### What is expected:
Reproduce the rows starting at the beginning of the rows and ending at the line containing "radar-echo [473,93,477,97]", renaming every "control-name" to "control-label" and leaving everything else unchanged.

### Dataset entries:
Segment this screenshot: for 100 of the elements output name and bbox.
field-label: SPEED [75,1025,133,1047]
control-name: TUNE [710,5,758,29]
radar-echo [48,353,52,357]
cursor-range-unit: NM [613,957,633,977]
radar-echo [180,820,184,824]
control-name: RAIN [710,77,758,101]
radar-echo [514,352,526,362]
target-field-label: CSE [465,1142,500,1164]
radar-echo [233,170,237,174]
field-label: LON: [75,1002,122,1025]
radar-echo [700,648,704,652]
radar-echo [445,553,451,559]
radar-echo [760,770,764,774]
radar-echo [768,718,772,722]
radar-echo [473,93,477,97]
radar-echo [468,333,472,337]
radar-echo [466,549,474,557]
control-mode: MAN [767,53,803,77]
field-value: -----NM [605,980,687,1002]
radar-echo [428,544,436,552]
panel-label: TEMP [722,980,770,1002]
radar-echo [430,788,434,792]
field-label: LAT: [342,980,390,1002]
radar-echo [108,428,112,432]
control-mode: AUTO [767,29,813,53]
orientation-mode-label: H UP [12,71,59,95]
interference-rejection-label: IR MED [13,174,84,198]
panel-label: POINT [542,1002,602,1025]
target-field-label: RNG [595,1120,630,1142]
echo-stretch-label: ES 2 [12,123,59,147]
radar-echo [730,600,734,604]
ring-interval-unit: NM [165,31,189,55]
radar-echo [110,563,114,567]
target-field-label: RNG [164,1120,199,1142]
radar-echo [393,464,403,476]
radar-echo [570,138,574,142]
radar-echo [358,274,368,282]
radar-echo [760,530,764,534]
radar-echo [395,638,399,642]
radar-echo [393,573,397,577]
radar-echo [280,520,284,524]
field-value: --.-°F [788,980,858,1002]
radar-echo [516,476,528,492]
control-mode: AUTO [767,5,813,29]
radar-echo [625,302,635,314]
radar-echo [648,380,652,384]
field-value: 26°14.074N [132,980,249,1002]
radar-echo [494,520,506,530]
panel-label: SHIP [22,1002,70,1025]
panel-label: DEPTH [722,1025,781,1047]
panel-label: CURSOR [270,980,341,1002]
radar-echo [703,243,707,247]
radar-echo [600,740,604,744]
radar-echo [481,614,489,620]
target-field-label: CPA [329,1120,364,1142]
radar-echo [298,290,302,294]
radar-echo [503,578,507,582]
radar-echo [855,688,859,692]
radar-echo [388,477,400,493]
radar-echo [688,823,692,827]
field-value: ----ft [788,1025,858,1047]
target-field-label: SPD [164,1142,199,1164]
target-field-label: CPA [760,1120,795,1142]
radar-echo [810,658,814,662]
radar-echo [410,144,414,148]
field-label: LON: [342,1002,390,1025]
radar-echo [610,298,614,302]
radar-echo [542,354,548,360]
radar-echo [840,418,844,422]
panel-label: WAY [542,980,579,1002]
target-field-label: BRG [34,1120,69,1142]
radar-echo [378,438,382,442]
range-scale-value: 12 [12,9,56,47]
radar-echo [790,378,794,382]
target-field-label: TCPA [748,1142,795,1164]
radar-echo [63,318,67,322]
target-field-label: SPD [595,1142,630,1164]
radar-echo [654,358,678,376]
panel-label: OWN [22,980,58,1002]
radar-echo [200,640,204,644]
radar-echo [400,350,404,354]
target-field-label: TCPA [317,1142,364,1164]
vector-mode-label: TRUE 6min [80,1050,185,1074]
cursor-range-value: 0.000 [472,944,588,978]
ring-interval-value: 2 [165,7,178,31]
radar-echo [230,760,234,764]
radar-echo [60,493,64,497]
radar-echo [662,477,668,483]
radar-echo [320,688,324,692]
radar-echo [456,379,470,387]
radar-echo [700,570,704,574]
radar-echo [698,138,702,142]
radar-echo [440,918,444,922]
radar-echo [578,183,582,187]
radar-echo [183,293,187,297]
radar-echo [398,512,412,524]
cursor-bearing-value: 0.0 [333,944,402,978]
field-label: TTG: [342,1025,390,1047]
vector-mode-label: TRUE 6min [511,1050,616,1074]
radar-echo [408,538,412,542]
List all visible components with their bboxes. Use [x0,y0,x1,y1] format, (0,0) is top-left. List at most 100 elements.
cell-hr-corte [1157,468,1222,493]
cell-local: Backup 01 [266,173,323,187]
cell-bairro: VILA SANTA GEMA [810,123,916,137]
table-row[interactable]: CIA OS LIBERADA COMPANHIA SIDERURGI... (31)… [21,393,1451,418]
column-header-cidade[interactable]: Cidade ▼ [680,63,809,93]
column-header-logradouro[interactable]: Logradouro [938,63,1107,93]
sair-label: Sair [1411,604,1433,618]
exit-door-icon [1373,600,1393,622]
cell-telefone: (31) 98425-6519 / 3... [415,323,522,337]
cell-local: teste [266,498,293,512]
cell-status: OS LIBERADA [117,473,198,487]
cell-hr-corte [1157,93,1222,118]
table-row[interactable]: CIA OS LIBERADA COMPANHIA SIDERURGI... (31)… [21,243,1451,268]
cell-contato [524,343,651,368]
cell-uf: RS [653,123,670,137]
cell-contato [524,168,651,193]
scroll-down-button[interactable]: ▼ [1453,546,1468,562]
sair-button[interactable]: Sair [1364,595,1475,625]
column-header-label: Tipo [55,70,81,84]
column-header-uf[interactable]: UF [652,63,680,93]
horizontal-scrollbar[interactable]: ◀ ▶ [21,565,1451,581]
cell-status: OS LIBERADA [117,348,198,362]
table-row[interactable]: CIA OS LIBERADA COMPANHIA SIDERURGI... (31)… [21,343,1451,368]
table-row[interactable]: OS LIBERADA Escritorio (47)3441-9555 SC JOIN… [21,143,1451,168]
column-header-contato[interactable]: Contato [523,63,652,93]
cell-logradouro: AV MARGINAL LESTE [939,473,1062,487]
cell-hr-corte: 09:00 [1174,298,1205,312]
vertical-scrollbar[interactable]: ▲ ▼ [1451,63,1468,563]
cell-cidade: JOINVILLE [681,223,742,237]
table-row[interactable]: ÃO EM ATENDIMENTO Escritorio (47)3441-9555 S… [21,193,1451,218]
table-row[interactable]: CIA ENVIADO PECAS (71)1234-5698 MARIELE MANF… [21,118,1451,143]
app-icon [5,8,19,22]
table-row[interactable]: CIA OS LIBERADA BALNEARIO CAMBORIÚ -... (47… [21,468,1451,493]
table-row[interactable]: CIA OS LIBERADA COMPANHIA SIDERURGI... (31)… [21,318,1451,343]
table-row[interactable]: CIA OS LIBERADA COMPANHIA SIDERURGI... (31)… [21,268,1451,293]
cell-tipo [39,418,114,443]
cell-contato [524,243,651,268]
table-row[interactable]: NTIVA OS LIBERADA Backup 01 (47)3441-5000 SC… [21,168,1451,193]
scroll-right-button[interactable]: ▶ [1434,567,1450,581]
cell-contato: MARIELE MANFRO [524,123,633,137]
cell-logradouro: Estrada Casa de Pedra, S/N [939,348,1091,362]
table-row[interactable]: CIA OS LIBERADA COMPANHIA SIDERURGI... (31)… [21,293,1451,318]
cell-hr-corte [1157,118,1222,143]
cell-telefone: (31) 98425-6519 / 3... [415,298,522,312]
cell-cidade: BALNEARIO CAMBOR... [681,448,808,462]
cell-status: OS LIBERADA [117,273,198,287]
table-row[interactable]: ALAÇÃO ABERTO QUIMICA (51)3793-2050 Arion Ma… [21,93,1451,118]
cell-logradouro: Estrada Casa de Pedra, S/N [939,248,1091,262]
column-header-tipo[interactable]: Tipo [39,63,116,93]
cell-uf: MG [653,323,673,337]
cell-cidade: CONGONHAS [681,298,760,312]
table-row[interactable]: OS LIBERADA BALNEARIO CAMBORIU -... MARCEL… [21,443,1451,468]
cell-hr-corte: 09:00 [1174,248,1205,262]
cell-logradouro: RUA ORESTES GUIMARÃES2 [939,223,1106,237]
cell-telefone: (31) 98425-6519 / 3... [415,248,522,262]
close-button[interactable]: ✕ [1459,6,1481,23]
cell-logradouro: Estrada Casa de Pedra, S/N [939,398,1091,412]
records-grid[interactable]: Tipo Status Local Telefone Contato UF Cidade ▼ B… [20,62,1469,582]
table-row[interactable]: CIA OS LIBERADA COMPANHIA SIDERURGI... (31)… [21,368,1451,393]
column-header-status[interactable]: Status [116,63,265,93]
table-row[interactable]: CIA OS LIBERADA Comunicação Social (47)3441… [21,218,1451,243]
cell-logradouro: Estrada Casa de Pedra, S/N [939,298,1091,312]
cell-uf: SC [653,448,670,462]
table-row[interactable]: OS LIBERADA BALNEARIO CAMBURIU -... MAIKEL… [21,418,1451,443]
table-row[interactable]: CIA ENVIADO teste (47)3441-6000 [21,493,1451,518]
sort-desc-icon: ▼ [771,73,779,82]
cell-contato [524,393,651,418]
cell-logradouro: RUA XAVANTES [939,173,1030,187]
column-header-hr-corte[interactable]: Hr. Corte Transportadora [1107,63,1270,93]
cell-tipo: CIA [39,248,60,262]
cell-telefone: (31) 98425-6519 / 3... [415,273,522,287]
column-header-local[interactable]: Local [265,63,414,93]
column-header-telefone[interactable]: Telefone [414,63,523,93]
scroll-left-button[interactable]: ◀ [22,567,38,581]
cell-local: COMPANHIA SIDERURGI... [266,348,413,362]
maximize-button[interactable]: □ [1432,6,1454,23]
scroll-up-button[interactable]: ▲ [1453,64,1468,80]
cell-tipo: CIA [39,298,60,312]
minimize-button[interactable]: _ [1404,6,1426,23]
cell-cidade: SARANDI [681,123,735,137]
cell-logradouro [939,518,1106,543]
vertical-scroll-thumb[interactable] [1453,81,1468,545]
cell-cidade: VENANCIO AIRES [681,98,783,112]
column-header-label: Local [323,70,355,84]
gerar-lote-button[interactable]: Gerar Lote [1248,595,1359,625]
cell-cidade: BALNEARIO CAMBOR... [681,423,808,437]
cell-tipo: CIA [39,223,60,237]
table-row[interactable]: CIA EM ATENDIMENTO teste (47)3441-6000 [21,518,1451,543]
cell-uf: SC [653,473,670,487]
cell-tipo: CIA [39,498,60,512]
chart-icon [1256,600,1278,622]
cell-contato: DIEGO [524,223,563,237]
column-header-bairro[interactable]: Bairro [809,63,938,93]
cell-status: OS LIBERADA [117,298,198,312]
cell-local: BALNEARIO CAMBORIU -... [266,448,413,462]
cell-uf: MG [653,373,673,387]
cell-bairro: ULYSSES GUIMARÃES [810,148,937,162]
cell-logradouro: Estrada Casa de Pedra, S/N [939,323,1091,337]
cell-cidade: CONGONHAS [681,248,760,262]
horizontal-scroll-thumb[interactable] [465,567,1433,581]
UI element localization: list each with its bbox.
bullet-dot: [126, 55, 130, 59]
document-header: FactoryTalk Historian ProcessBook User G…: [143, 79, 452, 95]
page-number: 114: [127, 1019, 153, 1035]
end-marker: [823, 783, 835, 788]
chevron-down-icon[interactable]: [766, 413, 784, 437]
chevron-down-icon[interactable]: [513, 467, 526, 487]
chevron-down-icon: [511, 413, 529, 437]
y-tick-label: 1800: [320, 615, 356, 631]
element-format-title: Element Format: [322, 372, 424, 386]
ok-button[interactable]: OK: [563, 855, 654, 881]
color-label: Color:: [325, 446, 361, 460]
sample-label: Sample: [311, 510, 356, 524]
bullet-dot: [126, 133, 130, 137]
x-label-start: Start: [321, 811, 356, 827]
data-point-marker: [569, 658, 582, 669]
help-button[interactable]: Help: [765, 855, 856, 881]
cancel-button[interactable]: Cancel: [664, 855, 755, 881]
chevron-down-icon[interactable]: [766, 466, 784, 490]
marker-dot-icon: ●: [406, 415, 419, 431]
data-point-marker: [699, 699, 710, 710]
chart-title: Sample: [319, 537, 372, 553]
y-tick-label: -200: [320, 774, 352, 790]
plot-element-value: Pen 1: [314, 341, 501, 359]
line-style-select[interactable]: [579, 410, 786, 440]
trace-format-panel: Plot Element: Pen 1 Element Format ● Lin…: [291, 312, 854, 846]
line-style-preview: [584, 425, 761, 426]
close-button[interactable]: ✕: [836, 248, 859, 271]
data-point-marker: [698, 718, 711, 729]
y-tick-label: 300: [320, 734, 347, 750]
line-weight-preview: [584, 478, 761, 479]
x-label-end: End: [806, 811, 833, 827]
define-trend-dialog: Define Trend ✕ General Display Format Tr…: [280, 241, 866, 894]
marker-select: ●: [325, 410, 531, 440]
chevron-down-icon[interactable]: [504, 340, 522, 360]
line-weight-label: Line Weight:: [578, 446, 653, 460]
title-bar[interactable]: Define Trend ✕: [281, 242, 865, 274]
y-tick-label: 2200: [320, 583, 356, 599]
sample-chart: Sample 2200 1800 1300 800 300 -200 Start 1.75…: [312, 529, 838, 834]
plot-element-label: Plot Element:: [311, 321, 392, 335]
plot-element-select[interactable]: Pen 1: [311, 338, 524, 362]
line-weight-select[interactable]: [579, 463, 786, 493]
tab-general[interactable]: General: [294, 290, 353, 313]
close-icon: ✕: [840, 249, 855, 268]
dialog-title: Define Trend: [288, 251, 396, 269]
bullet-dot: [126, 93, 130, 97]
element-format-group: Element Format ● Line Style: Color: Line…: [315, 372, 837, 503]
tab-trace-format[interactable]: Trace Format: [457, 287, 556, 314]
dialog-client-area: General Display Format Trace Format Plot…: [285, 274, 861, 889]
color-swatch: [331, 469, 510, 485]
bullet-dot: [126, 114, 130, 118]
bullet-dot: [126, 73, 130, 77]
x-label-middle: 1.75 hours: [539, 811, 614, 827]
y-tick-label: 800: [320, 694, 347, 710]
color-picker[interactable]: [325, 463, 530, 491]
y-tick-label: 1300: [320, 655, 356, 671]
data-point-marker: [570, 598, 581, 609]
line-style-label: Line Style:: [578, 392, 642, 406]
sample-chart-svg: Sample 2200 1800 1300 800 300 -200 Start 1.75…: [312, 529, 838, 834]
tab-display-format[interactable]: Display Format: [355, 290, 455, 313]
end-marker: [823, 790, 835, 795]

### Answer to the problem:
Segment this screenshot: for 100 of the elements output name and bbox.
field-label: SPEED [75,1025,133,1047]
control-label: TUNE [710,5,758,29]
radar-echo [48,353,52,357]
cursor-range-unit: NM [613,957,633,977]
radar-echo [180,820,184,824]
control-label: RAIN [710,77,758,101]
radar-echo [514,352,526,362]
target-field-label: CSE [465,1142,500,1164]
radar-echo [233,170,237,174]
field-label: LON: [75,1002,122,1025]
radar-echo [700,648,704,652]
radar-echo [445,553,451,559]
radar-echo [760,770,764,774]
radar-echo [768,718,772,722]
radar-echo [473,93,477,97]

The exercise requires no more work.